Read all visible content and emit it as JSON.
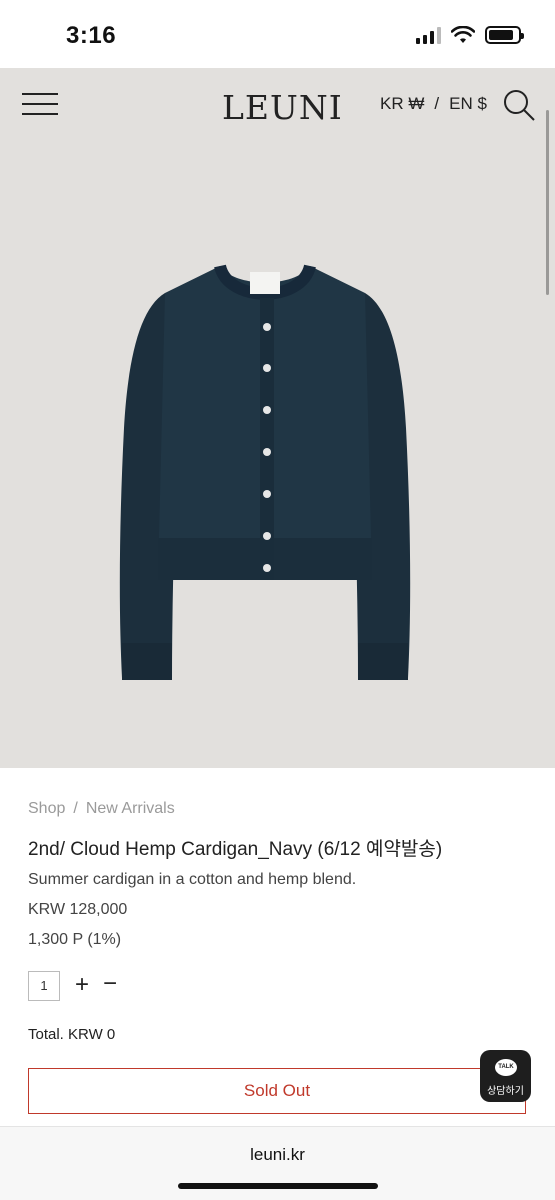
{
  "status": {
    "time": "3:16",
    "battery_level": 0.85
  },
  "header": {
    "logo": "LEUNI",
    "currency_kr": "KR ₩",
    "currency_sep": "/",
    "currency_en": "EN $"
  },
  "breadcrumb": {
    "shop": "Shop",
    "sep": "/",
    "category": "New Arrivals"
  },
  "product": {
    "title": "2nd/ Cloud Hemp Cardigan_Navy (6/12 예약발송)",
    "description": "Summer cardigan in a cotton and hemp blend.",
    "price": "KRW 128,000",
    "points": "1,300 P (1%)",
    "quantity": "1",
    "plus": "+",
    "minus": "−",
    "total": "Total. KRW 0",
    "sold_out": "Sold Out",
    "color": "#1f3443"
  },
  "talk": {
    "bubble": "TALK",
    "label": "상담하기"
  },
  "browser": {
    "url": "leuni.kr"
  }
}
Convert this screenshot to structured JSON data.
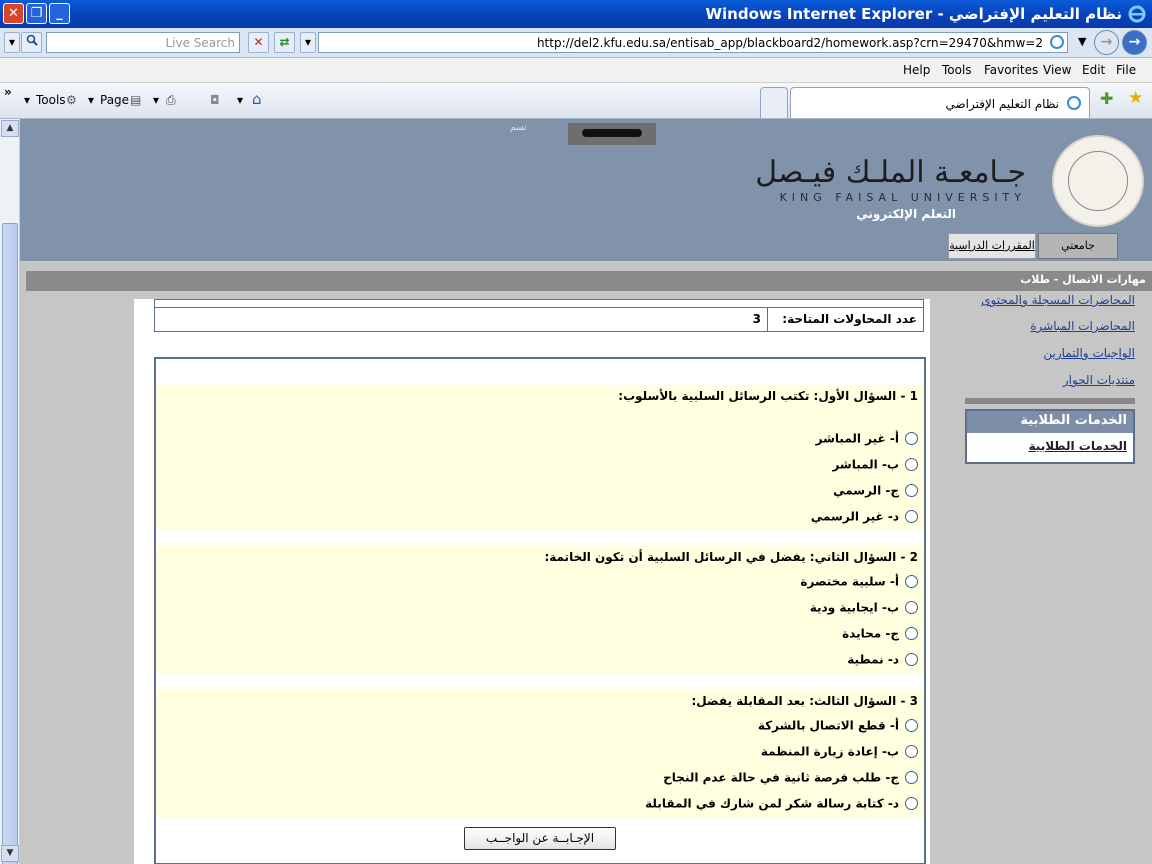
{
  "window": {
    "title": "نظام التعليم الإفتراضي - Windows Internet Explorer",
    "close": "✕",
    "restore": "❐",
    "minimize": "_"
  },
  "addressbar": {
    "search_placeholder": "Live Search",
    "url": "http://del2.kfu.edu.sa/entisab_app/blackboard2/homework.asp?crn=29470&hmw=2"
  },
  "menu": {
    "items": [
      "Help",
      "Tools",
      "Favorites",
      "View",
      "Edit",
      "File"
    ]
  },
  "commandbar": {
    "chevrons": "»",
    "tools_label": "Tools",
    "page_label": "Page",
    "tab_title": "نظام التعليم الإفتراضي"
  },
  "header": {
    "user_label": "تسم",
    "uni_name_ar": "جـامعـة الملـك فيـصل",
    "uni_name_en": "KING FAISAL UNIVERSITY",
    "elearning": "التعلم الإلكتروني",
    "tabs": [
      "جامعتي",
      "المقررات الدراسية"
    ]
  },
  "breadcrumb": "مهارات الاتصال - طلاب",
  "info": {
    "attempts_label": "عدد المحاولات المتاحة:",
    "attempts_value": "3"
  },
  "quiz": {
    "questions": [
      {
        "text": "1 - السؤال الأول: تكتب الرسائل السلبية بالأسلوب:",
        "options": [
          "أ- غير المباشر",
          "ب- المباشر",
          "ج- الرسمي",
          "د- غير الرسمي"
        ]
      },
      {
        "text": "2 - السؤال الثاني: يفضل في الرسائل السلبية أن تكون الخاتمة:",
        "options": [
          "أ- سلبية مختصرة",
          "ب- ايجابية ودية",
          "ج- محايدة",
          "د- نمطية"
        ]
      },
      {
        "text": "3 - السؤال الثالث: بعد المقابلة يفضل:",
        "options": [
          "أ- قطع الاتصال بالشركة",
          "ب- إعادة زيارة المنظمة",
          "ج- طلب فرصة ثانية في حالة عدم النجاح",
          "د- كتابة رسالة شكر لمن شارك في المقابلة"
        ]
      }
    ],
    "submit_label": "الإجـابــة عن الواجــب"
  },
  "sidebar": {
    "links": [
      "المحاضرات المسجلة والمحتوى",
      "المحاضرات المباشرة",
      "الواجبات والتمارين",
      "منتديات الحوار"
    ],
    "services_title": "الخدمات الطلابية",
    "services_link": "الخدمات الطلابية"
  }
}
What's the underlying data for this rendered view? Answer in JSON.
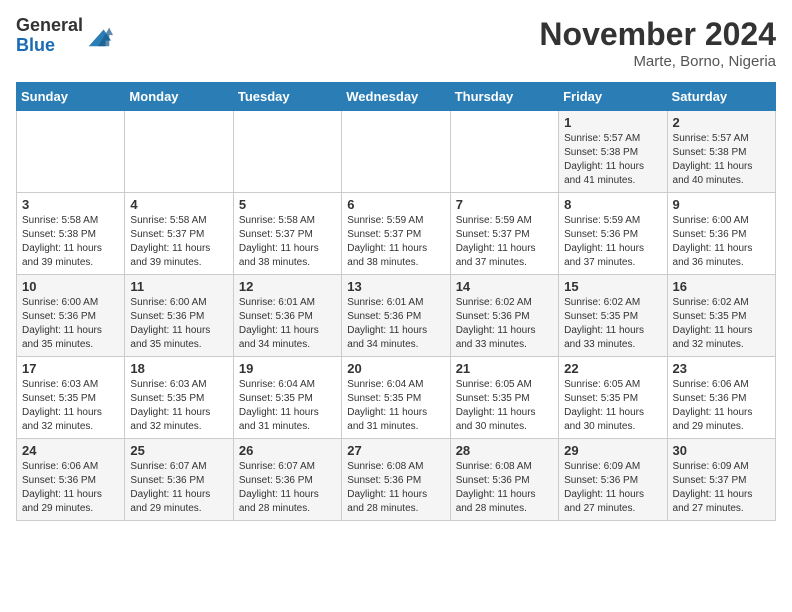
== == ==
PROBLEM DETAILS:
Return all of the entries word for word, but omit the pictures.

REPLY:
Read all visible content and emit it as JSON.
{
  "status": {
    "time": "3:16",
    "battery_level": 0.85
  },
  "header": {
    "logo": "LEUNI",
    "currency_kr": "KR ₩",
    "currency_sep": "/",
    "currency_en": "EN $"
  },
  "breadcrumb": {
    "shop": "Shop",
    "sep": "/",
    "category": "New Arrivals"
  },
  "product": {
    "title": "2nd/ Cloud Hemp Cardigan_Navy (6/12 예약발송)",
    "description": "Summer cardigan in a cotton and hemp blend.",
    "price": "KRW 128,000",
    "points": "1,300 P (1%)",
    "quantity": "1",
    "plus": "+",
    "minus": "−",
    "total": "Total. KRW 0",
    "sold_out": "Sold Out",
    "color": "#1f3443"
  },
  "talk": {
    "bubble": "TALK",
    "label": "상담하기"
  },
  "browser": {
    "url": "leuni.kr"
  }
}
Convert this screenshot to structured JSON data.
{
  "window": {
    "title": "نظام التعليم الإفتراضي - Windows Internet Explorer",
    "close": "✕",
    "restore": "❐",
    "minimize": "_"
  },
  "addressbar": {
    "search_placeholder": "Live Search",
    "url": "http://del2.kfu.edu.sa/entisab_app/blackboard2/homework.asp?crn=29470&hmw=2"
  },
  "menu": {
    "items": [
      "Help",
      "Tools",
      "Favorites",
      "View",
      "Edit",
      "File"
    ]
  },
  "commandbar": {
    "chevrons": "»",
    "tools_label": "Tools",
    "page_label": "Page",
    "tab_title": "نظام التعليم الإفتراضي"
  },
  "header": {
    "user_label": "تسم",
    "uni_name_ar": "جـامعـة الملـك فيـصل",
    "uni_name_en": "KING FAISAL UNIVERSITY",
    "elearning": "التعلم الإلكتروني",
    "tabs": [
      "جامعتي",
      "المقررات الدراسية"
    ]
  },
  "breadcrumb": "مهارات الاتصال - طلاب",
  "info": {
    "attempts_label": "عدد المحاولات المتاحة:",
    "attempts_value": "3"
  },
  "quiz": {
    "questions": [
      {
        "text": "1 - السؤال الأول: تكتب الرسائل السلبية بالأسلوب:",
        "options": [
          "أ- غير المباشر",
          "ب- المباشر",
          "ج- الرسمي",
          "د- غير الرسمي"
        ]
      },
      {
        "text": "2 - السؤال الثاني: يفضل في الرسائل السلبية أن تكون الخاتمة:",
        "options": [
          "أ- سلبية مختصرة",
          "ب- ايجابية ودية",
          "ج- محايدة",
          "د- نمطية"
        ]
      },
      {
        "text": "3 - السؤال الثالث: بعد المقابلة يفضل:",
        "options": [
          "أ- قطع الاتصال بالشركة",
          "ب- إعادة زيارة المنظمة",
          "ج- طلب فرصة ثانية في حالة عدم النجاح",
          "د- كتابة رسالة شكر لمن شارك في المقابلة"
        ]
      }
    ],
    "submit_label": "الإجـابــة عن الواجــب"
  },
  "sidebar": {
    "links": [
      "المحاضرات المسجلة والمحتوى",
      "المحاضرات المباشرة",
      "الواجبات والتمارين",
      "منتديات الحوار"
    ],
    "services_title": "الخدمات الطلابية",
    "services_link": "الخدمات الطلابية"
  }
}
What's the underlying data for this rendered view? Answer in JSON.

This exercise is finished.